# EXERCISE BRIEF
Search the data for the string "Vouched" and gather each line it is in.

====== DATA PROVIDED

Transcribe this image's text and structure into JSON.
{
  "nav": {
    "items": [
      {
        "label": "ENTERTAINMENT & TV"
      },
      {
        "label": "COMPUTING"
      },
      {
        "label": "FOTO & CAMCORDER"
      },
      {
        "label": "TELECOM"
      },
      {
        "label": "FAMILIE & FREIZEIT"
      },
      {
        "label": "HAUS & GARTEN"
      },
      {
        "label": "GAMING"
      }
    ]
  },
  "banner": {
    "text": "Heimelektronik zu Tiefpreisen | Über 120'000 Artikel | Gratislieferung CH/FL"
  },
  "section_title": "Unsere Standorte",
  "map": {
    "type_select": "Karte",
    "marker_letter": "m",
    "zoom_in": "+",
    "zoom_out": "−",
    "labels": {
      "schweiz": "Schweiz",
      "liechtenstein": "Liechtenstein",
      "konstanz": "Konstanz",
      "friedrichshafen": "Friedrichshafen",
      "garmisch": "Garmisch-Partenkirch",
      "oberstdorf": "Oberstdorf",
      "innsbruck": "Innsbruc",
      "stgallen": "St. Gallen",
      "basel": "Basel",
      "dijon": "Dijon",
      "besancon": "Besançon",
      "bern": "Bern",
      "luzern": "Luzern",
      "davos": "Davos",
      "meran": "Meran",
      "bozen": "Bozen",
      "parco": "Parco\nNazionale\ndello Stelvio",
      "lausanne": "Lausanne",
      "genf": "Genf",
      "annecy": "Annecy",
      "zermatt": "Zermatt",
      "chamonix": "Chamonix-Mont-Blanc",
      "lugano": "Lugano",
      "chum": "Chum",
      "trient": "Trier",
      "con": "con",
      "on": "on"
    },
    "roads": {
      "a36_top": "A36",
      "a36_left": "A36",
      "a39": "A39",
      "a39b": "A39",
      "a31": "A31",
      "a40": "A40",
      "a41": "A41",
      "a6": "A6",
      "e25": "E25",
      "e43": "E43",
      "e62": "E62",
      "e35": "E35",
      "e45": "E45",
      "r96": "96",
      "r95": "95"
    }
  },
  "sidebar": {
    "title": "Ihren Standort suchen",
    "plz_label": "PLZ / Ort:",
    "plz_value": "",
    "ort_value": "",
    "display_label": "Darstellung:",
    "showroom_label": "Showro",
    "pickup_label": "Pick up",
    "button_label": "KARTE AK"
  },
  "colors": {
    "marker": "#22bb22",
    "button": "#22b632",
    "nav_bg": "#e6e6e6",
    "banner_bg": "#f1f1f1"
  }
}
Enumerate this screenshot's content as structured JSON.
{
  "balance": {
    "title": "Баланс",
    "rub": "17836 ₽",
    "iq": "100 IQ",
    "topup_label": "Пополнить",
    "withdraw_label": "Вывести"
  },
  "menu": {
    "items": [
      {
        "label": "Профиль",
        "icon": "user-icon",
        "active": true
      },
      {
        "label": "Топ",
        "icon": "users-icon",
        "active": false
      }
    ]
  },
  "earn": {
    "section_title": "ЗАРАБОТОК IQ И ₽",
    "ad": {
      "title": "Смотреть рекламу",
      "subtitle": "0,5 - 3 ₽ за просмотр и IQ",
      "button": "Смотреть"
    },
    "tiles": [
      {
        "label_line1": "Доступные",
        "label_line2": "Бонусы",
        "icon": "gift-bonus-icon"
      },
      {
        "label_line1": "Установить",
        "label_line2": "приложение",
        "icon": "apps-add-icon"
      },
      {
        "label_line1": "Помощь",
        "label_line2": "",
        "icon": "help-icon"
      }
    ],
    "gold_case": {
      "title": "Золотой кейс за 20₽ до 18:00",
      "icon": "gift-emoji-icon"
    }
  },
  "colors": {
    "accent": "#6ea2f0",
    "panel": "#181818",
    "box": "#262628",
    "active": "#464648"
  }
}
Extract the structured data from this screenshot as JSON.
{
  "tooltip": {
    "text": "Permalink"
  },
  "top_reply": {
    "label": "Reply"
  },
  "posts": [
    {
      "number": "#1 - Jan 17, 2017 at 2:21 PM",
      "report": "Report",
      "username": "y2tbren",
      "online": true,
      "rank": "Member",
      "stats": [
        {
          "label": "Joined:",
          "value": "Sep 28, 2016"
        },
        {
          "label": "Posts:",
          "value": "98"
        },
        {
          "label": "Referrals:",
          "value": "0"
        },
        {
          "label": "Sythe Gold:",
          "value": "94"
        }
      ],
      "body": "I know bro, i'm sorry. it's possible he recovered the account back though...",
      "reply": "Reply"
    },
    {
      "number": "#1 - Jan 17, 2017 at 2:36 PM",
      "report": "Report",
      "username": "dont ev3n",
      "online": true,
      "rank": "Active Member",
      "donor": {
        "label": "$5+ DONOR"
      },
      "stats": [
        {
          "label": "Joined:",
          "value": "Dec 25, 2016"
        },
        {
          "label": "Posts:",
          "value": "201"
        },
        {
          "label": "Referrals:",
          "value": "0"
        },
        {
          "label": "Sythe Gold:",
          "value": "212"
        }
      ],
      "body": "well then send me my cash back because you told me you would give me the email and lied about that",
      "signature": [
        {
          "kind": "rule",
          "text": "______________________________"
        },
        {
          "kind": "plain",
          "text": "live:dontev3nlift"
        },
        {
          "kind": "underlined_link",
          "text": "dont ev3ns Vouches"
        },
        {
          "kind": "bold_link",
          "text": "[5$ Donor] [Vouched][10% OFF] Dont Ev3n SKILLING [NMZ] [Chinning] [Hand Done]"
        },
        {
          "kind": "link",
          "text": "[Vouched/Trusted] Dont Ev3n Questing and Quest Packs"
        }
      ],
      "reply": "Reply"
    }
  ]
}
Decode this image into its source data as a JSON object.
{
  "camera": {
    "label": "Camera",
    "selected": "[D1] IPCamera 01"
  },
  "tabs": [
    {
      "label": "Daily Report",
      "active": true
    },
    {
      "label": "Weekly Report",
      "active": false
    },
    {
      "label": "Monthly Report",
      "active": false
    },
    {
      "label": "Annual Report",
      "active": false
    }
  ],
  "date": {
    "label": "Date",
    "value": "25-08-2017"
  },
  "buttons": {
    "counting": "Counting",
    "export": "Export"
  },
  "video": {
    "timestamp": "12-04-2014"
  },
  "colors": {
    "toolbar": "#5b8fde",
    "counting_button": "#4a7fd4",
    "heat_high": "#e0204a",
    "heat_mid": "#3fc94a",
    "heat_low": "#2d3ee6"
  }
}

============

# OUTPUT FOR THIS EXERCISE
          "text": "[5$ Donor] [Vouched][10% OFF] Dont Ev3n SKILLING [NMZ] [Chinning] [Hand Done]"
          "text": "[Vouched/Trusted] Dont Ev3n Questing and Quest Packs"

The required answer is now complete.